§ GOAL OF THE EXERCISE:
Extract the complete listing and repeat it word for word.
-- DATASET EXTRACT start --
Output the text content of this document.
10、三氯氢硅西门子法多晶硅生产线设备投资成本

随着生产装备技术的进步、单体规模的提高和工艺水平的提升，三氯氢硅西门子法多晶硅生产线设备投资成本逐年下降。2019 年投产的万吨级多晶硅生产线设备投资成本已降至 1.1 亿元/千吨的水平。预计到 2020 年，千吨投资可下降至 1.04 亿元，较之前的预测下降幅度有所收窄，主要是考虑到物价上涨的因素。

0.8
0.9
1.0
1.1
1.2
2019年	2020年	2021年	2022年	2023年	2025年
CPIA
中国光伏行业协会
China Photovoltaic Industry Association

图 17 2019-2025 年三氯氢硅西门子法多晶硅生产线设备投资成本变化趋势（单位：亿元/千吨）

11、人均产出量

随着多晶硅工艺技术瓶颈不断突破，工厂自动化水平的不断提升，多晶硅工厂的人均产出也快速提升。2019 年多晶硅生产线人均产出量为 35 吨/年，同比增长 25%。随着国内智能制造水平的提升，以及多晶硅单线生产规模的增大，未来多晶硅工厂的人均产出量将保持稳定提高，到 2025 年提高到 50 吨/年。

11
-- DATASET EXTRACT end --
§ RESPONSE FOR THIS EXERCISE:
Output the text content of this document.
10、三氯氢硅西门子法多晶硅生产线设备投资成本

随着生产装备技术的进步、单体规模的提高和工艺水平的提升，三氯氢硅西门子法多晶硅生产线设备投资成本逐年下降。2019 年投产的万吨级多晶硅生产线设备投资成本已降至 1.1 亿元/千吨的水平。预计到 2020 年，千吨投资可下降至 1.04 亿元，较之前的预测下降幅度有所收窄，主要是考虑到物价上涨的因素。

0.8
0.9
1.0
1.1
1.2
2019年	2020年	2021年	2022年	2023年	2025年
CPIA
中国光伏行业协会
China Photovoltaic Industry Association

图 17 2019-2025 年三氯氢硅西门子法多晶硅生产线设备投资成本变化趋势（单位：亿元/千吨）

11、人均产出量

随着多晶硅工艺技术瓶颈不断突破，工厂自动化水平的不断提升，多晶硅工厂的人均产出也快速提升。2019 年多晶硅生产线人均产出量为 35 吨/年，同比增长 25%。随着国内智能制造水平的提升，以及多晶硅单线生产规模的增大，未来多晶硅工厂的人均产出量将保持稳定提高，到 2025 年提高到 50 吨/年。

11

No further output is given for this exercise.